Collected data
════════════════════

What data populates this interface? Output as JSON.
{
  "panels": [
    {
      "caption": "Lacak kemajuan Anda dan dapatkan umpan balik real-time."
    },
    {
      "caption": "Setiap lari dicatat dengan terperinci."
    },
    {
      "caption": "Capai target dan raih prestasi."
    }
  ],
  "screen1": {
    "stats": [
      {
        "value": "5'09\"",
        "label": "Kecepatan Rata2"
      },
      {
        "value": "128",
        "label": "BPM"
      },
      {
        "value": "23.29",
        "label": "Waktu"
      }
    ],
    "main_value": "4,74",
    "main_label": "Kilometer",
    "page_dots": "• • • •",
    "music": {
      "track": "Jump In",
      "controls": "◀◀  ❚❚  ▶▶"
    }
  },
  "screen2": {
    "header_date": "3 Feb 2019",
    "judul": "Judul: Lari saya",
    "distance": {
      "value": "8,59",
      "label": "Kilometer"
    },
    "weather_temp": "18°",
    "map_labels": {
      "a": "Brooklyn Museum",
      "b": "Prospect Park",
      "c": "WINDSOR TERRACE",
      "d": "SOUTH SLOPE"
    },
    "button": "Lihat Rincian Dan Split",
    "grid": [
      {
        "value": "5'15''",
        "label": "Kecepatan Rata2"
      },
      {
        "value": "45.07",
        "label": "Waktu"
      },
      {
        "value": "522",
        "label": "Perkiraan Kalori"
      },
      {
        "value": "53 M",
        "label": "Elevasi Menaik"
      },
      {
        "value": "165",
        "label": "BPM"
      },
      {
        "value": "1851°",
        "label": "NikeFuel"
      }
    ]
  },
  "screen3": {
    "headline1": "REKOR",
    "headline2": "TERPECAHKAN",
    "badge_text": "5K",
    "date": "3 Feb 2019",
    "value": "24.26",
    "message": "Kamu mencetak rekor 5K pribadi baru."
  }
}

════════════════════

**Aim of the exercise**
Give back all the records exactly as they stand.

**The result**
What data populates this interface? Output as JSON.
{
  "panels": [
    {
      "caption": "Lacak kemajuan Anda dan dapatkan umpan balik real-time."
    },
    {
      "caption": "Setiap lari dicatat dengan terperinci."
    },
    {
      "caption": "Capai target dan raih prestasi."
    }
  ],
  "screen1": {
    "stats": [
      {
        "value": "5'09\"",
        "label": "Kecepatan Rata2"
      },
      {
        "value": "128",
        "label": "BPM"
      },
      {
        "value": "23.29",
        "label": "Waktu"
      }
    ],
    "main_value": "4,74",
    "main_label": "Kilometer",
    "page_dots": "• • • •",
    "music": {
      "track": "Jump In",
      "controls": "◀◀  ❚❚  ▶▶"
    }
  },
  "screen2": {
    "header_date": "3 Feb 2019",
    "judul": "Judul: Lari saya",
    "distance": {
      "value": "8,59",
      "label": "Kilometer"
    },
    "weather_temp": "18°",
    "map_labels": {
      "a": "Brooklyn Museum",
      "b": "Prospect Park",
      "c": "WINDSOR TERRACE",
      "d": "SOUTH SLOPE"
    },
    "button": "Lihat Rincian Dan Split",
    "grid": [
      {
        "value": "5'15''",
        "label": "Kecepatan Rata2"
      },
      {
        "value": "45.07",
        "label": "Waktu"
      },
      {
        "value": "522",
        "label": "Perkiraan Kalori"
      },
      {
        "value": "53 M",
        "label": "Elevasi Menaik"
      },
      {
        "value": "165",
        "label": "BPM"
      },
      {
        "value": "1851°",
        "label": "NikeFuel"
      }
    ]
  },
  "screen3": {
    "headline1": "REKOR",
    "headline2": "TERPECAHKAN",
    "badge_text": "5K",
    "date": "3 Feb 2019",
    "value": "24.26",
    "message": "Kamu mencetak rekor 5K pribadi baru."
  }
}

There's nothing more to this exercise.